> What this task involves:
Please quote every line word for word.

> Input records:
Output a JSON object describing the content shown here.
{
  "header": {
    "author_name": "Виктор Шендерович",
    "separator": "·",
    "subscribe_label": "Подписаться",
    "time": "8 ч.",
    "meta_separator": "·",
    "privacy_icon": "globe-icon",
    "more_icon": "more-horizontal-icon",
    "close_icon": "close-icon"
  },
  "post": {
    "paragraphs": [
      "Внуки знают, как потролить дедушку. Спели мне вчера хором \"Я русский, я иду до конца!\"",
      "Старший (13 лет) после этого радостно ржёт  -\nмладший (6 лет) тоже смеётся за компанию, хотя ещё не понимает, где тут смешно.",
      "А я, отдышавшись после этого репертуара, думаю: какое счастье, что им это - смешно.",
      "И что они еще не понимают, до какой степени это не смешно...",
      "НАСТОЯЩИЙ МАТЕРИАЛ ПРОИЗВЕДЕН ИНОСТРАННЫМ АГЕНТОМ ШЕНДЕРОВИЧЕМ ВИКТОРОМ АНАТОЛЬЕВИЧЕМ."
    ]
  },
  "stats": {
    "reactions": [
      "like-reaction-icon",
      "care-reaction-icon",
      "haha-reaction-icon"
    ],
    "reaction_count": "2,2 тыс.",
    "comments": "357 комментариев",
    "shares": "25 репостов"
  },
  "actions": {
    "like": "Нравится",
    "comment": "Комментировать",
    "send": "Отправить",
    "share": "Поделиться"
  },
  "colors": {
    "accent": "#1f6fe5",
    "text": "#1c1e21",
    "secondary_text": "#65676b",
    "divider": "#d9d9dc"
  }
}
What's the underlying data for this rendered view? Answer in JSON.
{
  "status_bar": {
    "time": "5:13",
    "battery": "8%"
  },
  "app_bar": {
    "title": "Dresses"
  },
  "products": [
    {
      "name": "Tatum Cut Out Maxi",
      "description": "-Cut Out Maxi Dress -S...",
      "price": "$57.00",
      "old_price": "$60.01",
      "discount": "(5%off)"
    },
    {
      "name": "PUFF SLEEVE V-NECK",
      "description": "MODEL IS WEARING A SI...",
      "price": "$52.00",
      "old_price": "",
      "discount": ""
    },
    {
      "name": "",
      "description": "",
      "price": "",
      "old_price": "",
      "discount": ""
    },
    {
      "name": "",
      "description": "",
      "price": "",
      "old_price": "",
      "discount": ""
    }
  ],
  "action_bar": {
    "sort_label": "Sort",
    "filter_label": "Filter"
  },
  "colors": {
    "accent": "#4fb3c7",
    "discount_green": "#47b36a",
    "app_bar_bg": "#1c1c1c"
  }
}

> Correct answer:
Output a JSON object describing the content shown here.
{
  "header": {
    "author_name": "Виктор Шендерович",
    "separator": "·",
    "subscribe_label": "Подписаться",
    "time": "8 ч.",
    "meta_separator": "·",
    "privacy_icon": "globe-icon",
    "more_icon": "more-horizontal-icon",
    "close_icon": "close-icon"
  },
  "post": {
    "paragraphs": [
      "Внуки знают, как потролить дедушку. Спели мне вчера хором \"Я русский, я иду до конца!\"",
      "Старший (13 лет) после этого радостно ржёт  -\nмладший (6 лет) тоже смеётся за компанию, хотя ещё не понимает, где тут смешно.",
      "А я, отдышавшись после этого репертуара, думаю: какое счастье, что им это - смешно.",
      "И что они еще не понимают, до какой степени это не смешно...",
      "НАСТОЯЩИЙ МАТЕРИАЛ ПРОИЗВЕДЕН ИНОСТРАННЫМ АГЕНТОМ ШЕНДЕРОВИЧЕМ ВИКТОРОМ АНАТОЛЬЕВИЧЕМ."
    ]
  },
  "stats": {
    "reactions": [
      "like-reaction-icon",
      "care-reaction-icon",
      "haha-reaction-icon"
    ],
    "reaction_count": "2,2 тыс.",
    "comments": "357 комментариев",
    "shares": "25 репостов"
  },
  "actions": {
    "like": "Нравится",
    "comment": "Комментировать",
    "send": "Отправить",
    "share": "Поделиться"
  },
  "colors": {
    "accent": "#1f6fe5",
    "text": "#1c1e21",
    "secondary_text": "#65676b",
    "divider": "#d9d9dc"
  }
}
What's the underlying data for this rendered view? Answer in JSON.
{
  "status_bar": {
    "time": "5:13",
    "battery": "8%"
  },
  "app_bar": {
    "title": "Dresses"
  },
  "products": [
    {
      "name": "Tatum Cut Out Maxi",
      "description": "-Cut Out Maxi Dress -S...",
      "price": "$57.00",
      "old_price": "$60.01",
      "discount": "(5%off)"
    },
    {
      "name": "PUFF SLEEVE V-NECK",
      "description": "MODEL IS WEARING A SI...",
      "price": "$52.00",
      "old_price": "",
      "discount": ""
    },
    {
      "name": "",
      "description": "",
      "price": "",
      "old_price": "",
      "discount": ""
    },
    {
      "name": "",
      "description": "",
      "price": "",
      "old_price": "",
      "discount": ""
    }
  ],
  "action_bar": {
    "sort_label": "Sort",
    "filter_label": "Filter"
  },
  "colors": {
    "accent": "#4fb3c7",
    "discount_green": "#47b36a",
    "app_bar_bg": "#1c1c1c"
  }
}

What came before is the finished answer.